══ RECORD LIST ══

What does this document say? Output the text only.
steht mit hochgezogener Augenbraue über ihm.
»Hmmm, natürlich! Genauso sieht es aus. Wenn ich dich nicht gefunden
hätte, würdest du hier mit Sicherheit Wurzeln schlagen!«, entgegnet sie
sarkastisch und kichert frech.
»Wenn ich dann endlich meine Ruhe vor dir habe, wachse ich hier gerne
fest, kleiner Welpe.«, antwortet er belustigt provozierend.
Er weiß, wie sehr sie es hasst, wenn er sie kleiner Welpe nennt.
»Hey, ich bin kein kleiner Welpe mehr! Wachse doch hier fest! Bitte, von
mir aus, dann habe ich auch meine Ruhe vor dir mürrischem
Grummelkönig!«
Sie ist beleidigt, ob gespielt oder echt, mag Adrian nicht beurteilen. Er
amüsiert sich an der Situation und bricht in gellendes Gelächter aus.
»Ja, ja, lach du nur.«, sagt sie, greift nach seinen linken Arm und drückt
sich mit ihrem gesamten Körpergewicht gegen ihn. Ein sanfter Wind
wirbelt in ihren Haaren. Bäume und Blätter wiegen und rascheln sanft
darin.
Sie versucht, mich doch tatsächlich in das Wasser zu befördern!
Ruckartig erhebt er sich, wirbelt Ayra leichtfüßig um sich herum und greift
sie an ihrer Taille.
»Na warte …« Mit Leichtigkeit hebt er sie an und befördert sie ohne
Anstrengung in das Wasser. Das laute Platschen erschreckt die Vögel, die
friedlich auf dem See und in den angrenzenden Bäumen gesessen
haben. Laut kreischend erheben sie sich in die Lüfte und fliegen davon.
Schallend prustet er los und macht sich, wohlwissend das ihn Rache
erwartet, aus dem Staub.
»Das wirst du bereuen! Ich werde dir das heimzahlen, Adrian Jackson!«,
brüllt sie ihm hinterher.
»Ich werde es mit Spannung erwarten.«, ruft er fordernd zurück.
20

═══
══ RECORD LIST ══

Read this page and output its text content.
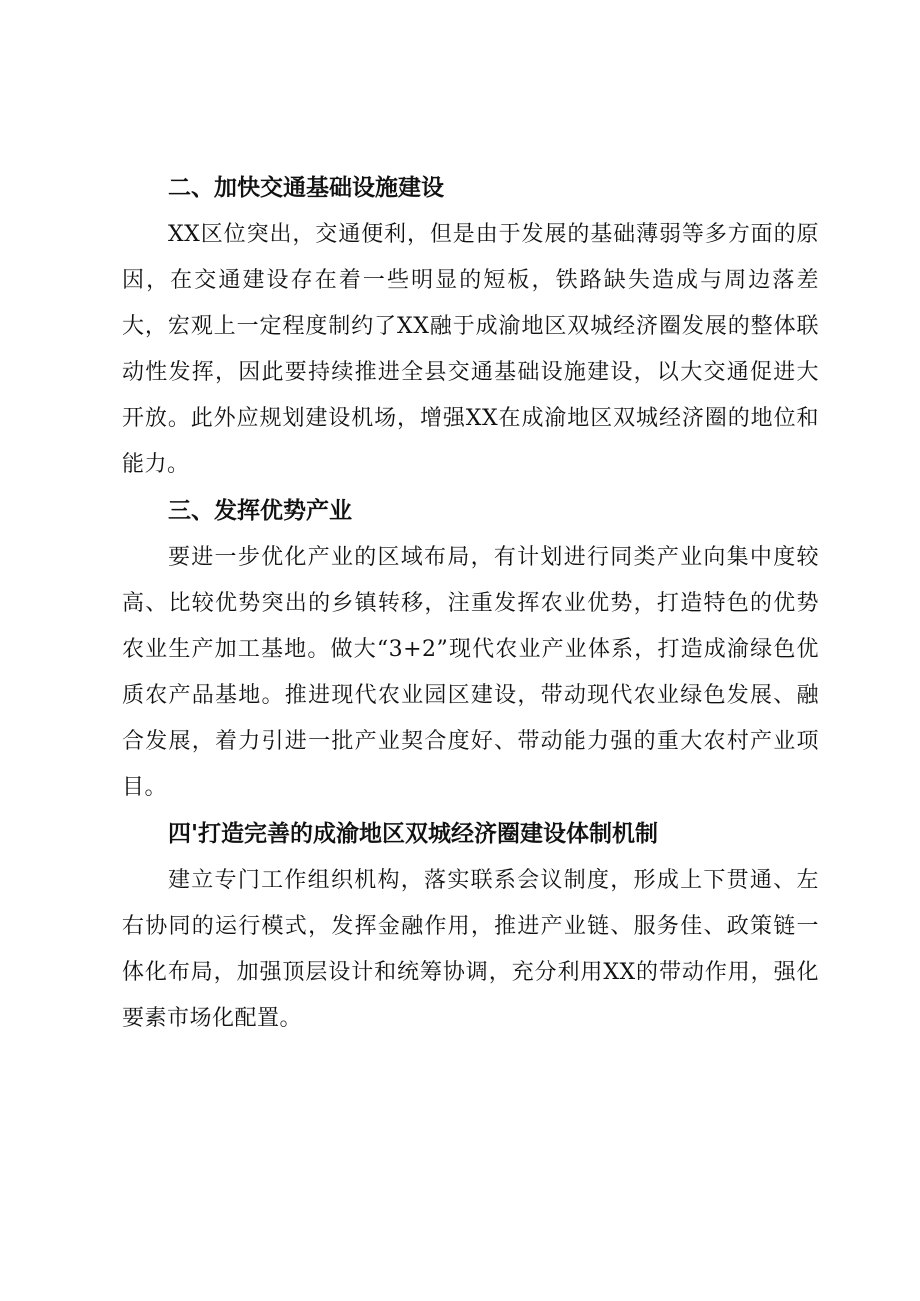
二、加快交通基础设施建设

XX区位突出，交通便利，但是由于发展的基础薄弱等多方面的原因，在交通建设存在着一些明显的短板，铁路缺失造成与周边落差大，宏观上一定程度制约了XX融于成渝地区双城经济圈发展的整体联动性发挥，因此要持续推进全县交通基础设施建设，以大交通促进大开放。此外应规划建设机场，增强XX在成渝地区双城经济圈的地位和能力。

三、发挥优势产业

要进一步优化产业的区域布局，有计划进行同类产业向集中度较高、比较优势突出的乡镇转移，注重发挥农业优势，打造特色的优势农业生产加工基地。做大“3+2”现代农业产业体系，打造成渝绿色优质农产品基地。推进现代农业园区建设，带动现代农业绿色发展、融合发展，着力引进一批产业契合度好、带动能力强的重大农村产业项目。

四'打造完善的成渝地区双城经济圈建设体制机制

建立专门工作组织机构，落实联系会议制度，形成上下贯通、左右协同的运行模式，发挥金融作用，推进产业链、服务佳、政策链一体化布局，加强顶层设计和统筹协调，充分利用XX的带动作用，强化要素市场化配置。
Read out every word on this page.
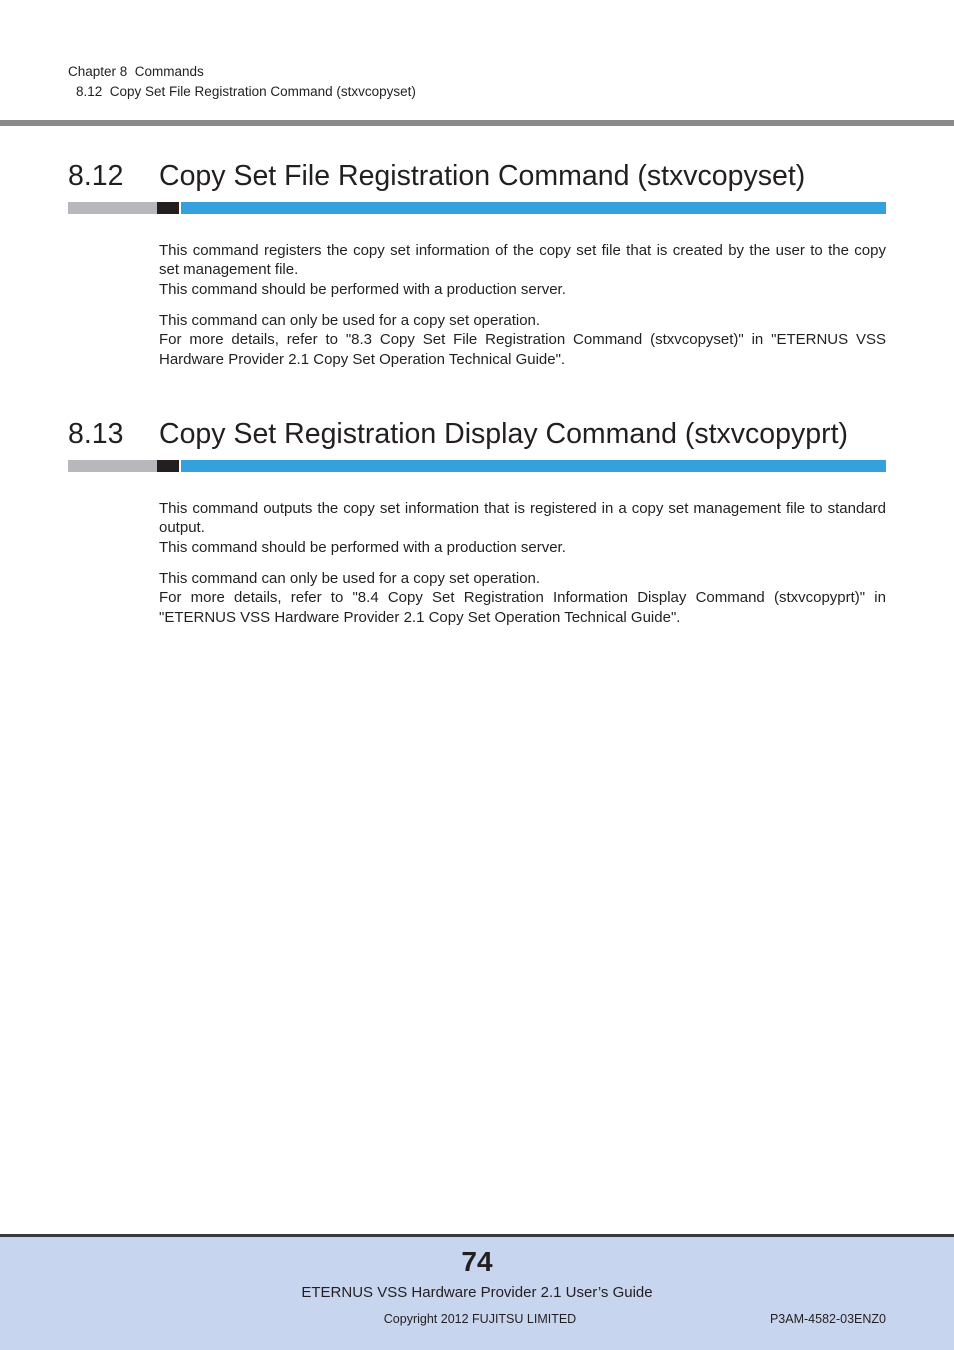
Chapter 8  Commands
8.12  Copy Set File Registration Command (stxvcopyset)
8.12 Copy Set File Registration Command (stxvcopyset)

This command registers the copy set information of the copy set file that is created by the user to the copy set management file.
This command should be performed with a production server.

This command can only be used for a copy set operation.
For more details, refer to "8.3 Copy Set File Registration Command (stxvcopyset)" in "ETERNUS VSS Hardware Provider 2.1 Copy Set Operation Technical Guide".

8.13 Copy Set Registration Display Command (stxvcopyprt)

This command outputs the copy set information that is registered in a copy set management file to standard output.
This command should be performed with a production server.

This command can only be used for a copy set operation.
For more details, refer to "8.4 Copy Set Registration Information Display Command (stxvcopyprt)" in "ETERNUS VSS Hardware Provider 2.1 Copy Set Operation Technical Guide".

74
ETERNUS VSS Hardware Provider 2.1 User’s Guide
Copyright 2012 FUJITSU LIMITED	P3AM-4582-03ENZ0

═══
══ RECORD LIST ══

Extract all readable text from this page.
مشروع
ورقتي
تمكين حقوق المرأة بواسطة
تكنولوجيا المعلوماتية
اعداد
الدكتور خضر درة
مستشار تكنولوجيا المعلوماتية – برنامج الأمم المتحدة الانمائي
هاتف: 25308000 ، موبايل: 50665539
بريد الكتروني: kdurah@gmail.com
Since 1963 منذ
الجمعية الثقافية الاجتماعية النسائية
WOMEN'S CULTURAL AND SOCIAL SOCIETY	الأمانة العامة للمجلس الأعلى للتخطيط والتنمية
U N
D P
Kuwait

═══

TASK TO CARRY OUT: Look through the material above and pick out each line holding the word "تكنولوجيا".

OUTPUT OF THE TASK:
تكنولوجيا المعلوماتية
مستشار تكنولوجيا المعلوماتية – برنامج الأمم المتحدة الانمائي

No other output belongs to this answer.